[Start Provided entries]

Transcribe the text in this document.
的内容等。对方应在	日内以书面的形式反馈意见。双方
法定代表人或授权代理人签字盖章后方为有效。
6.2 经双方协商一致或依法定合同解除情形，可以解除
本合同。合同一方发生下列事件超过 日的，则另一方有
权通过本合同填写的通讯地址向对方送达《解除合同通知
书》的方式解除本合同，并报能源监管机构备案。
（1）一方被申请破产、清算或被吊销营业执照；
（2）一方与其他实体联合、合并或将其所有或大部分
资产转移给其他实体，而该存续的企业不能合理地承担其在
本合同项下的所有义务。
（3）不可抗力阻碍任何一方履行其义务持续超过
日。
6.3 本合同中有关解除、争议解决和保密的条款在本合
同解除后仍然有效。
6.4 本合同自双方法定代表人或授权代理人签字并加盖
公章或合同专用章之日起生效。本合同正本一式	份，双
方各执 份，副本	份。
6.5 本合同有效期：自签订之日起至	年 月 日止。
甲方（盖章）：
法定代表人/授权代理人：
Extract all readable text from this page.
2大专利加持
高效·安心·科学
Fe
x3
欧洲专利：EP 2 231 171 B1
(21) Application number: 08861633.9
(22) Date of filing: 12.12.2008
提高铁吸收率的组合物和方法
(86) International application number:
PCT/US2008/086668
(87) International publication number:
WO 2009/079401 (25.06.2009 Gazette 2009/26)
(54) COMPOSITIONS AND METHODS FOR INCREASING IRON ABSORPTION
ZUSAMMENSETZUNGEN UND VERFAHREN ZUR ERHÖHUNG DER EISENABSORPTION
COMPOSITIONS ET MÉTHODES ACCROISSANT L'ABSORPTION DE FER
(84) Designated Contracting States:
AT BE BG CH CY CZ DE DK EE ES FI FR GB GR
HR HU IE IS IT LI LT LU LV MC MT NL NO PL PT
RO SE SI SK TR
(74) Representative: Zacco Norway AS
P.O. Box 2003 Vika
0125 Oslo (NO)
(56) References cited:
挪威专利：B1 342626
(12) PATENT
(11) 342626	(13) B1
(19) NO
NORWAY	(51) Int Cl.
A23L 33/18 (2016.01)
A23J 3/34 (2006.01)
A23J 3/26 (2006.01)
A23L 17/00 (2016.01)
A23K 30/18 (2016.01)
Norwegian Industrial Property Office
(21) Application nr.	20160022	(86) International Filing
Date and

[End Provided entries]

**Do this**
Pick each line holding the word "International" out of the data and copy it.

**Exercise solution**
(86) International application number:
(87) International publication number:
(21) Application nr.	20160022	(86) International Filing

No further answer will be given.